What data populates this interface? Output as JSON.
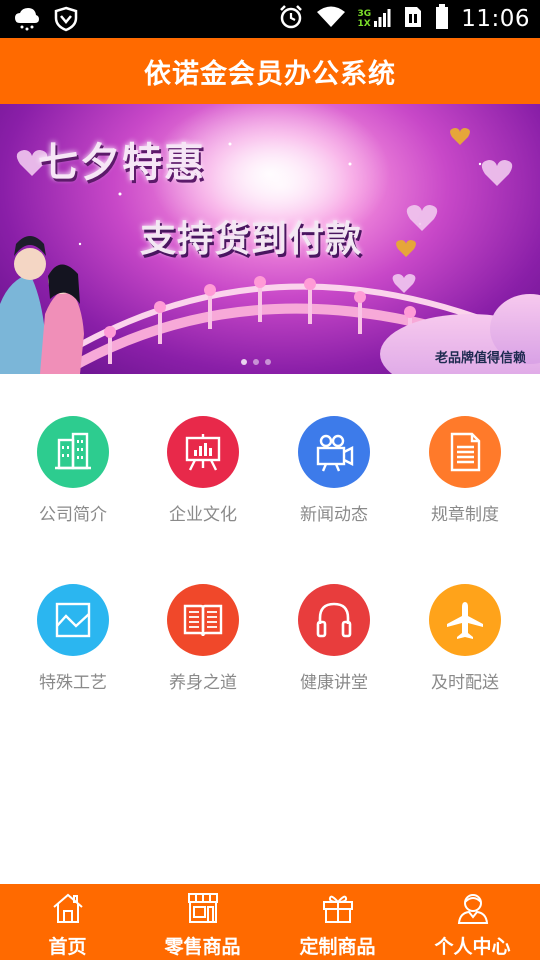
{
  "status_bar": {
    "time": "11:06",
    "network_top": "3G",
    "network_bottom": "1X",
    "icons": [
      "cloud-icon",
      "shield-icon",
      "alarm-icon",
      "wifi-icon",
      "signal-icon",
      "sim-icon",
      "battery-icon"
    ]
  },
  "header": {
    "title": "依诺金会员办公系统"
  },
  "banner": {
    "promo_line_1": "七夕特惠",
    "promo_line_2": "支持货到付款",
    "slogan": "老品牌值得信赖"
  },
  "menu": {
    "items": [
      {
        "label": "公司简介",
        "icon": "building-icon",
        "color": "#2dcc8f"
      },
      {
        "label": "企业文化",
        "icon": "presentation-board-icon",
        "color": "#e8294a"
      },
      {
        "label": "新闻动态",
        "icon": "video-camera-icon",
        "color": "#3d7bea"
      },
      {
        "label": "规章制度",
        "icon": "document-icon",
        "color": "#ff7a2a"
      },
      {
        "label": "特殊工艺",
        "icon": "line-chart-icon",
        "color": "#2bb6f0"
      },
      {
        "label": "养身之道",
        "icon": "open-book-icon",
        "color": "#f0482a"
      },
      {
        "label": "健康讲堂",
        "icon": "headphones-icon",
        "color": "#e83d3d"
      },
      {
        "label": "及时配送",
        "icon": "airplane-icon",
        "color": "#ffa31a"
      }
    ]
  },
  "bottom_nav": {
    "items": [
      {
        "label": "首页",
        "icon": "home-icon"
      },
      {
        "label": "零售商品",
        "icon": "storefront-icon"
      },
      {
        "label": "定制商品",
        "icon": "gift-icon"
      },
      {
        "label": "个人中心",
        "icon": "user-icon"
      }
    ]
  },
  "colors": {
    "brand": "#ff6a00",
    "label_gray": "#8a8a8a"
  }
}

> [PROMPT] Write out the records above exactly as they appear, leaving out any pictures.

> [WRITTEN REPLY]
What data populates this interface? Output as JSON.
{
  "status_bar": {
    "time": "11:06",
    "network_top": "3G",
    "network_bottom": "1X",
    "icons": [
      "cloud-icon",
      "shield-icon",
      "alarm-icon",
      "wifi-icon",
      "signal-icon",
      "sim-icon",
      "battery-icon"
    ]
  },
  "header": {
    "title": "依诺金会员办公系统"
  },
  "banner": {
    "promo_line_1": "七夕特惠",
    "promo_line_2": "支持货到付款",
    "slogan": "老品牌值得信赖"
  },
  "menu": {
    "items": [
      {
        "label": "公司简介",
        "icon": "building-icon",
        "color": "#2dcc8f"
      },
      {
        "label": "企业文化",
        "icon": "presentation-board-icon",
        "color": "#e8294a"
      },
      {
        "label": "新闻动态",
        "icon": "video-camera-icon",
        "color": "#3d7bea"
      },
      {
        "label": "规章制度",
        "icon": "document-icon",
        "color": "#ff7a2a"
      },
      {
        "label": "特殊工艺",
        "icon": "line-chart-icon",
        "color": "#2bb6f0"
      },
      {
        "label": "养身之道",
        "icon": "open-book-icon",
        "color": "#f0482a"
      },
      {
        "label": "健康讲堂",
        "icon": "headphones-icon",
        "color": "#e83d3d"
      },
      {
        "label": "及时配送",
        "icon": "airplane-icon",
        "color": "#ffa31a"
      }
    ]
  },
  "bottom_nav": {
    "items": [
      {
        "label": "首页",
        "icon": "home-icon"
      },
      {
        "label": "零售商品",
        "icon": "storefront-icon"
      },
      {
        "label": "定制商品",
        "icon": "gift-icon"
      },
      {
        "label": "个人中心",
        "icon": "user-icon"
      }
    ]
  },
  "colors": {
    "brand": "#ff6a00",
    "label_gray": "#8a8a8a"
  }
}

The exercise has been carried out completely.